**EXERCISE REQUIREMENTS**:
Repeat each record exactly as written, and drop any images.

**** GIVEN INFORMATION

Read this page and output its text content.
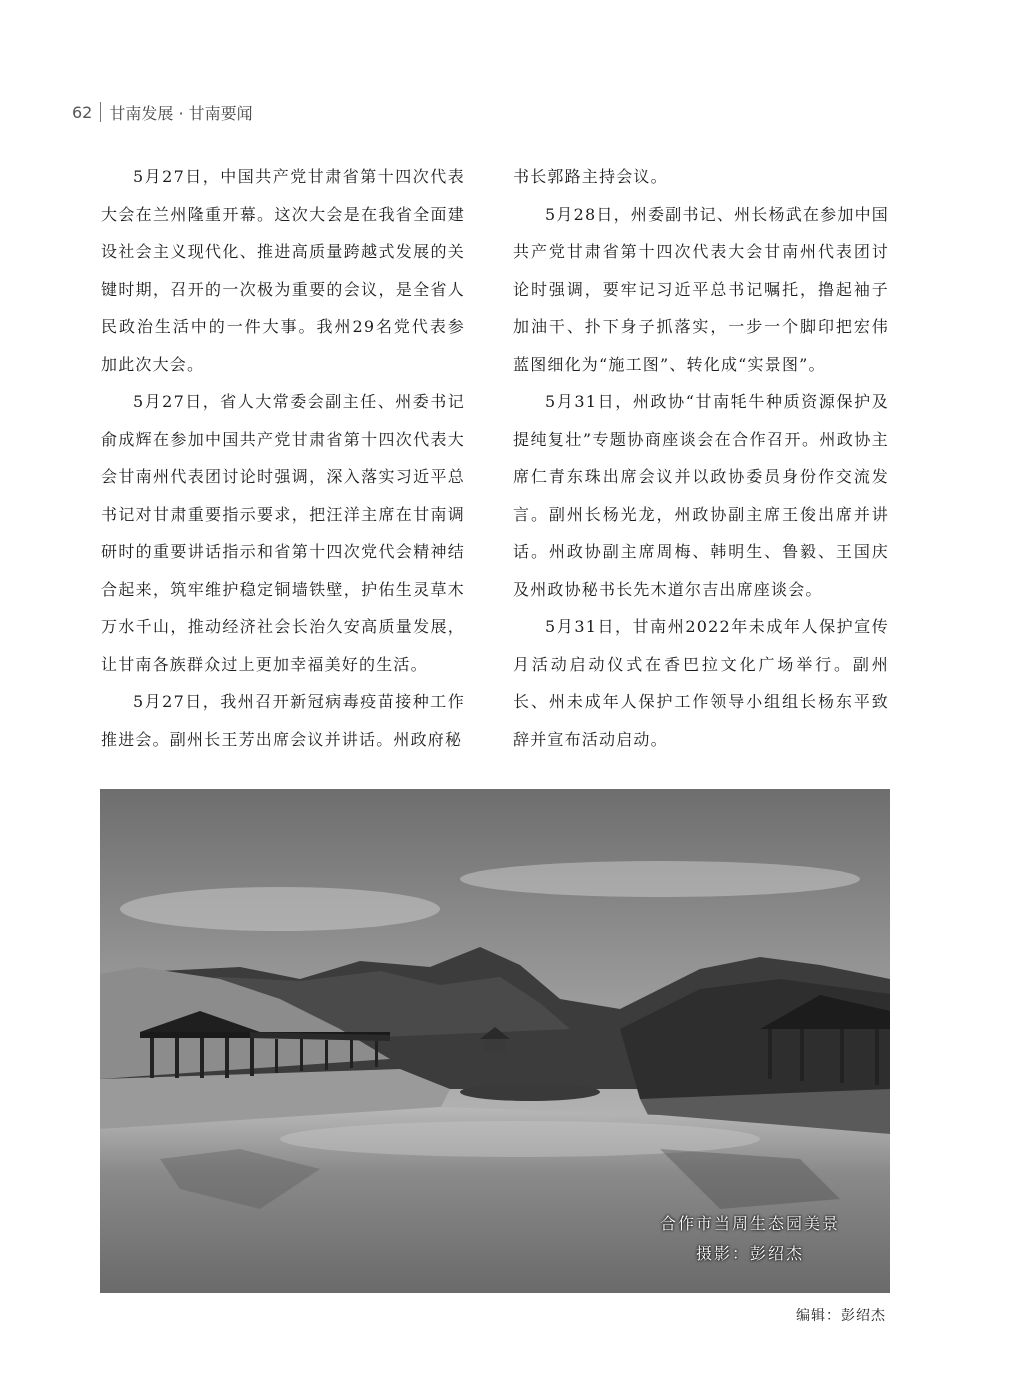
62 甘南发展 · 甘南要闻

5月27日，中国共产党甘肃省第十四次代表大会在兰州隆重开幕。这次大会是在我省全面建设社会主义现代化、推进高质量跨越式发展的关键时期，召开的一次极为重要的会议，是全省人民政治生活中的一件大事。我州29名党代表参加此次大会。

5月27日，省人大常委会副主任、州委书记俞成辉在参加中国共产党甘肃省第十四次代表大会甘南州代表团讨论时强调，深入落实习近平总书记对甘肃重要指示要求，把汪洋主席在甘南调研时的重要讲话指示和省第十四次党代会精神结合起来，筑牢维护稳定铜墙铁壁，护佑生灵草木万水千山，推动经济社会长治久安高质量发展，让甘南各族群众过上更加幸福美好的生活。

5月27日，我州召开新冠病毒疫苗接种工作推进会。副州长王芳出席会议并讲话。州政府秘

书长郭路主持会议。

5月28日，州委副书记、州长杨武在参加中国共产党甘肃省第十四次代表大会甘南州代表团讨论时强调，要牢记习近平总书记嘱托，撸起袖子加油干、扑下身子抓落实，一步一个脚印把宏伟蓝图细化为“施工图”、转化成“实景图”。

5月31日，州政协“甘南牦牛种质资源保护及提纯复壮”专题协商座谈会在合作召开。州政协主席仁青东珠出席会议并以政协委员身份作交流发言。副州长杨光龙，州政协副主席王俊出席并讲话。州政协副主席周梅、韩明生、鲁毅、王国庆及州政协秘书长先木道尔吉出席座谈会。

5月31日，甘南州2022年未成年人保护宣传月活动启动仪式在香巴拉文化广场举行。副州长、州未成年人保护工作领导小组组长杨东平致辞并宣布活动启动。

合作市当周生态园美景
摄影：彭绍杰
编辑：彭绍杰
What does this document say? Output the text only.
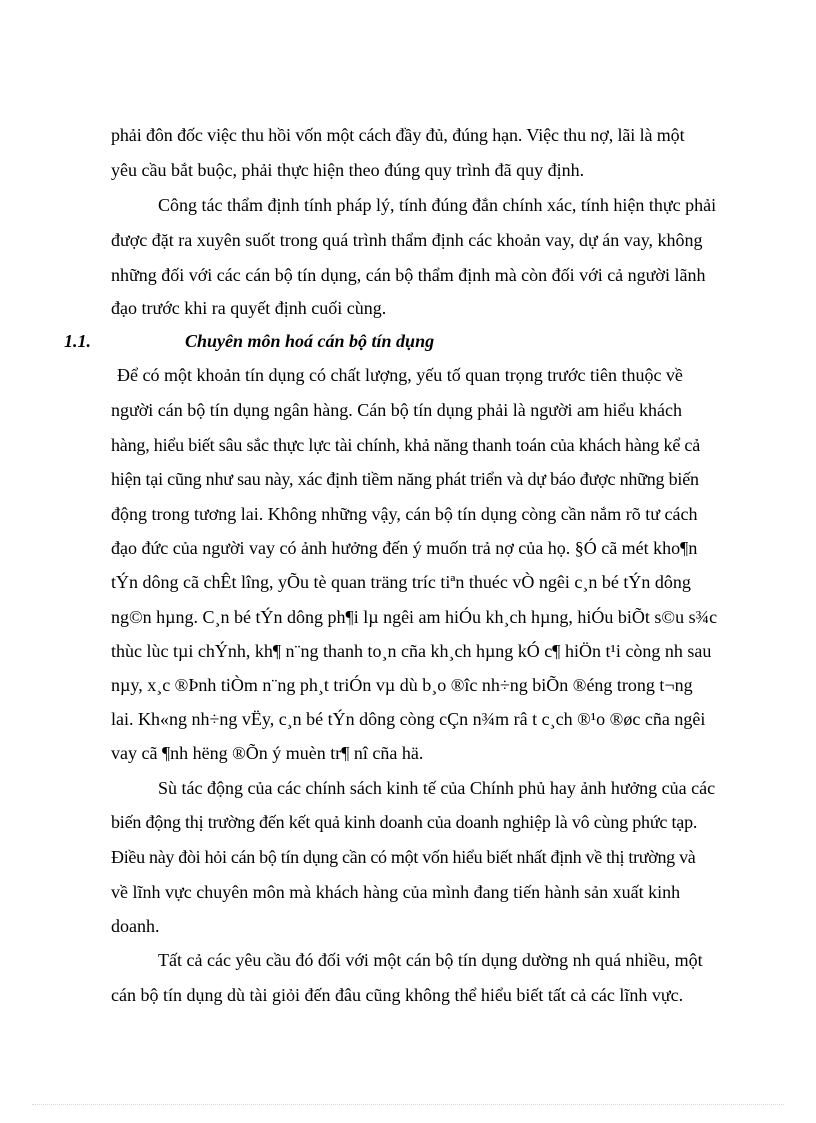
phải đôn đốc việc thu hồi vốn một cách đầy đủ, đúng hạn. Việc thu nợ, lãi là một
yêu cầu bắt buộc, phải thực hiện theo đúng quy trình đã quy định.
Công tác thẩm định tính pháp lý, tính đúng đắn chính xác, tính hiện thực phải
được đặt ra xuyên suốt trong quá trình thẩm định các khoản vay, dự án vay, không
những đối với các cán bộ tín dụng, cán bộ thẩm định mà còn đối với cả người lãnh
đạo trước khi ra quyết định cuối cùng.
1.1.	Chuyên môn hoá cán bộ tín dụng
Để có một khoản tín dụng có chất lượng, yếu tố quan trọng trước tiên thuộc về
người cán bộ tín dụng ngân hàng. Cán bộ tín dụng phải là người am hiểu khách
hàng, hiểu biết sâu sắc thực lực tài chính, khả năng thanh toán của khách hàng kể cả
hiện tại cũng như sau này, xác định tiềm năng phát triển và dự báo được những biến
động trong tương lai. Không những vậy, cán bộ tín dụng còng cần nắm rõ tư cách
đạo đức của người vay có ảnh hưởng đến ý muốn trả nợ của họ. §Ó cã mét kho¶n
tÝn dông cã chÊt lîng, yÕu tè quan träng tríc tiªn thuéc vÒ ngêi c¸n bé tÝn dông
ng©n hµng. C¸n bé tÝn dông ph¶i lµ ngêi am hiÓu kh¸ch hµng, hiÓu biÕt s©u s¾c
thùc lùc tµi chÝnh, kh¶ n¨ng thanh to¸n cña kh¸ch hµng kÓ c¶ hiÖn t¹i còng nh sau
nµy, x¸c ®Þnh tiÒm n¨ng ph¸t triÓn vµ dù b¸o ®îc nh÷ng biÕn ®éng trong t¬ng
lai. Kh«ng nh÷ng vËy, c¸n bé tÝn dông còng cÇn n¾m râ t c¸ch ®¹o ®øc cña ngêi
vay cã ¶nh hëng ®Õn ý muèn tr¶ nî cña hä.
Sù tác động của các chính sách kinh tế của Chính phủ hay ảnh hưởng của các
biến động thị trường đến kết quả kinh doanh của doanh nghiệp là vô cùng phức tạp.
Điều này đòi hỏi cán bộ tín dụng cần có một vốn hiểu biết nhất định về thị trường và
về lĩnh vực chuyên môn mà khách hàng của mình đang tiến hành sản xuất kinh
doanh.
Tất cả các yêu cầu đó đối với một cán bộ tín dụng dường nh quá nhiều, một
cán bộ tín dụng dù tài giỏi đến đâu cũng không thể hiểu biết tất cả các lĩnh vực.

********

**EXERCISE OUTPUT**:
Read this page and output its text content.
62 甘南发展 · 甘南要闻

5月27日，中国共产党甘肃省第十四次代表大会在兰州隆重开幕。这次大会是在我省全面建设社会主义现代化、推进高质量跨越式发展的关键时期，召开的一次极为重要的会议，是全省人民政治生活中的一件大事。我州29名党代表参加此次大会。

5月27日，省人大常委会副主任、州委书记俞成辉在参加中国共产党甘肃省第十四次代表大会甘南州代表团讨论时强调，深入落实习近平总书记对甘肃重要指示要求，把汪洋主席在甘南调研时的重要讲话指示和省第十四次党代会精神结合起来，筑牢维护稳定铜墙铁壁，护佑生灵草木万水千山，推动经济社会长治久安高质量发展，让甘南各族群众过上更加幸福美好的生活。

5月27日，我州召开新冠病毒疫苗接种工作推进会。副州长王芳出席会议并讲话。州政府秘

书长郭路主持会议。

5月28日，州委副书记、州长杨武在参加中国共产党甘肃省第十四次代表大会甘南州代表团讨论时强调，要牢记习近平总书记嘱托，撸起袖子加油干、扑下身子抓落实，一步一个脚印把宏伟蓝图细化为“施工图”、转化成“实景图”。

5月31日，州政协“甘南牦牛种质资源保护及提纯复壮”专题协商座谈会在合作召开。州政协主席仁青东珠出席会议并以政协委员身份作交流发言。副州长杨光龙，州政协副主席王俊出席并讲话。州政协副主席周梅、韩明生、鲁毅、王国庆及州政协秘书长先木道尔吉出席座谈会。

5月31日，甘南州2022年未成年人保护宣传月活动启动仪式在香巴拉文化广场举行。副州长、州未成年人保护工作领导小组组长杨东平致辞并宣布活动启动。

合作市当周生态园美景
摄影：彭绍杰
编辑：彭绍杰
What does this document say? Output the text only.
phải đôn đốc việc thu hồi vốn một cách đầy đủ, đúng hạn. Việc thu nợ, lãi là một
yêu cầu bắt buộc, phải thực hiện theo đúng quy trình đã quy định.
Công tác thẩm định tính pháp lý, tính đúng đắn chính xác, tính hiện thực phải
được đặt ra xuyên suốt trong quá trình thẩm định các khoản vay, dự án vay, không
những đối với các cán bộ tín dụng, cán bộ thẩm định mà còn đối với cả người lãnh
đạo trước khi ra quyết định cuối cùng.
1.1.	Chuyên môn hoá cán bộ tín dụng
Để có một khoản tín dụng có chất lượng, yếu tố quan trọng trước tiên thuộc về
người cán bộ tín dụng ngân hàng. Cán bộ tín dụng phải là người am hiểu khách
hàng, hiểu biết sâu sắc thực lực tài chính, khả năng thanh toán của khách hàng kể cả
hiện tại cũng như sau này, xác định tiềm năng phát triển và dự báo được những biến
động trong tương lai. Không những vậy, cán bộ tín dụng còng cần nắm rõ tư cách
đạo đức của người vay có ảnh hưởng đến ý muốn trả nợ của họ. §Ó cã mét kho¶n
tÝn dông cã chÊt lîng, yÕu tè quan träng tríc tiªn thuéc vÒ ngêi c¸n bé tÝn dông
ng©n hµng. C¸n bé tÝn dông ph¶i lµ ngêi am hiÓu kh¸ch hµng, hiÓu biÕt s©u s¾c
thùc lùc tµi chÝnh, kh¶ n¨ng thanh to¸n cña kh¸ch hµng kÓ c¶ hiÖn t¹i còng nh sau
nµy, x¸c ®Þnh tiÒm n¨ng ph¸t triÓn vµ dù b¸o ®îc nh÷ng biÕn ®éng trong t¬ng
lai. Kh«ng nh÷ng vËy, c¸n bé tÝn dông còng cÇn n¾m râ t c¸ch ®¹o ®øc cña ngêi
vay cã ¶nh hëng ®Õn ý muèn tr¶ nî cña hä.
Sù tác động của các chính sách kinh tế của Chính phủ hay ảnh hưởng của các
biến động thị trường đến kết quả kinh doanh của doanh nghiệp là vô cùng phức tạp.
Điều này đòi hỏi cán bộ tín dụng cần có một vốn hiểu biết nhất định về thị trường và
về lĩnh vực chuyên môn mà khách hàng của mình đang tiến hành sản xuất kinh
doanh.
Tất cả các yêu cầu đó đối với một cán bộ tín dụng dường nh quá nhiều, một
cán bộ tín dụng dù tài giỏi đến đâu cũng không thể hiểu biết tất cả các lĩnh vực.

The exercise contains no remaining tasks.